TASK DIRECTIONS: Answer with a single number, the count of lines holding the word "Sketches".

DATA SUPPLIED:
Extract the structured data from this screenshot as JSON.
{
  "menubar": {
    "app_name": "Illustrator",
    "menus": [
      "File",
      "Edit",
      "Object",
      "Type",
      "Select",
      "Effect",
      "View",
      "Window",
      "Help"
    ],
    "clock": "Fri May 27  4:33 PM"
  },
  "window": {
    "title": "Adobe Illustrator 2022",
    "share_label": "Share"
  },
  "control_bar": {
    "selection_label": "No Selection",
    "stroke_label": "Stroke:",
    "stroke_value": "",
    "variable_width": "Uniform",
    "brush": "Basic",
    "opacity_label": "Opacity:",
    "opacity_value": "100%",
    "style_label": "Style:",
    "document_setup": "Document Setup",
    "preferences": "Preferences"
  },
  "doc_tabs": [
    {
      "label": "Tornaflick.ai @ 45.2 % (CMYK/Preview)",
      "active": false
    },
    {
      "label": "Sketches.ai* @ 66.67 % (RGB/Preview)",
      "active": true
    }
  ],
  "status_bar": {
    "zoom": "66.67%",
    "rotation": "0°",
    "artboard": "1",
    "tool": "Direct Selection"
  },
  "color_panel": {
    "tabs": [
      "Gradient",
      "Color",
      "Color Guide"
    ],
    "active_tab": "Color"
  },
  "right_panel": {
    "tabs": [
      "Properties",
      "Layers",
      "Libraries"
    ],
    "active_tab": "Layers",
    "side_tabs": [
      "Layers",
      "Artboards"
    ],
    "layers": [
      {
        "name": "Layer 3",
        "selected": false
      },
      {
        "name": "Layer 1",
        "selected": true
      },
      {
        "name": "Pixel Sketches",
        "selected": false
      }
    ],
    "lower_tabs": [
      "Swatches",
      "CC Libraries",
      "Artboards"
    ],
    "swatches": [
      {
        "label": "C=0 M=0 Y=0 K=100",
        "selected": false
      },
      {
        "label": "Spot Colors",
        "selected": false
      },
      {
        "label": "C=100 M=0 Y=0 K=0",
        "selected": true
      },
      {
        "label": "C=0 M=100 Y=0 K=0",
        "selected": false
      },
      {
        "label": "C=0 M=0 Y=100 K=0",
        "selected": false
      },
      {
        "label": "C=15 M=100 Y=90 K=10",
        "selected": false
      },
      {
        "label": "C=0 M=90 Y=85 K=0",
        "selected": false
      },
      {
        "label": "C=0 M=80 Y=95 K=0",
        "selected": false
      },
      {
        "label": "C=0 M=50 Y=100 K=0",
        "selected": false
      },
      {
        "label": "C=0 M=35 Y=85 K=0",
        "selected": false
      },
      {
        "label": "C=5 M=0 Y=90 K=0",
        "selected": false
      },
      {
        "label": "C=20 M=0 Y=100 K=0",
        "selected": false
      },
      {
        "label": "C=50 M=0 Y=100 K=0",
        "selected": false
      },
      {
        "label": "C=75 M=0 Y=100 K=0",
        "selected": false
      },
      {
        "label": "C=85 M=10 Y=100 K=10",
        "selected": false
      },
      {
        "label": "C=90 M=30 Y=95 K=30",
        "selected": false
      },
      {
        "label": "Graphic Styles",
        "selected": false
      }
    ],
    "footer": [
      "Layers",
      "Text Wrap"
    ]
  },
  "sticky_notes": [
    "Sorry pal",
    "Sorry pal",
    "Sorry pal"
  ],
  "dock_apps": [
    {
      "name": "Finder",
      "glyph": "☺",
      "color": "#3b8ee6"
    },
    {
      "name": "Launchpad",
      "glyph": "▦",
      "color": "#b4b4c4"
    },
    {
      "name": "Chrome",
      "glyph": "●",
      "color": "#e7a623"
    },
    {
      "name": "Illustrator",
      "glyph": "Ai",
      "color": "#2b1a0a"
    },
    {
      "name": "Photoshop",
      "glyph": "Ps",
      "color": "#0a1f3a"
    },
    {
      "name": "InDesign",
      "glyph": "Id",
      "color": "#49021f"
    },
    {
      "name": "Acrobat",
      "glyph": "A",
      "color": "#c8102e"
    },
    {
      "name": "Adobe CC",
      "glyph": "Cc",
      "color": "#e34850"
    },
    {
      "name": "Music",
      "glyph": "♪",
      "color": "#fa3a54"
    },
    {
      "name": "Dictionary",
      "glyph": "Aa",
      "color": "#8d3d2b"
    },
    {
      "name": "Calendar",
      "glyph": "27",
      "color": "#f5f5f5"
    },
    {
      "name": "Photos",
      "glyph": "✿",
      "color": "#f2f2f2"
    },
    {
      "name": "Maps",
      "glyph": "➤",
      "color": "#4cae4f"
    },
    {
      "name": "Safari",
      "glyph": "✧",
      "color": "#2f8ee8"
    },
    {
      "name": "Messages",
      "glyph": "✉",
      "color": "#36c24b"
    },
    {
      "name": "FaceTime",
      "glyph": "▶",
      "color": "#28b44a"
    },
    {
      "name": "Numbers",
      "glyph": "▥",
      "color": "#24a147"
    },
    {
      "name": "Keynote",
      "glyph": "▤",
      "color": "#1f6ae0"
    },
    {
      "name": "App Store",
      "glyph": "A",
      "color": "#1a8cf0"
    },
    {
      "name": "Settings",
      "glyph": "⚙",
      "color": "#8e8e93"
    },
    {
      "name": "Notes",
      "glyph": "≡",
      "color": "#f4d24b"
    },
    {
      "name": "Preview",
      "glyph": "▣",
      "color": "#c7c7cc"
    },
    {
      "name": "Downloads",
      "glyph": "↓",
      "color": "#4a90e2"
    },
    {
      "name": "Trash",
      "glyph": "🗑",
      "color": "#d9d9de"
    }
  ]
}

FINAL ANSWER: 2